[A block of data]
_ _ _ _

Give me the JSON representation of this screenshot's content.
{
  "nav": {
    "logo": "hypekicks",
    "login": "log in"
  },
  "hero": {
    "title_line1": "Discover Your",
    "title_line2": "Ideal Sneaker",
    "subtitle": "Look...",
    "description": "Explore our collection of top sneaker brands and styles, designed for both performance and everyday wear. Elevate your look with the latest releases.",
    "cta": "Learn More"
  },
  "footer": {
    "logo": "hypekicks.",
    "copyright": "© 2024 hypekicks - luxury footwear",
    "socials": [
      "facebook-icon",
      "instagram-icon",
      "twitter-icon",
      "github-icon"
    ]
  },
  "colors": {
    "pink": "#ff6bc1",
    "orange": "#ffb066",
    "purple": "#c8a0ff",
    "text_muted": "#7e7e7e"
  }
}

_ _ _ _

Going through the entries above, tally each line that has the word "icon". Answer with the number only.

4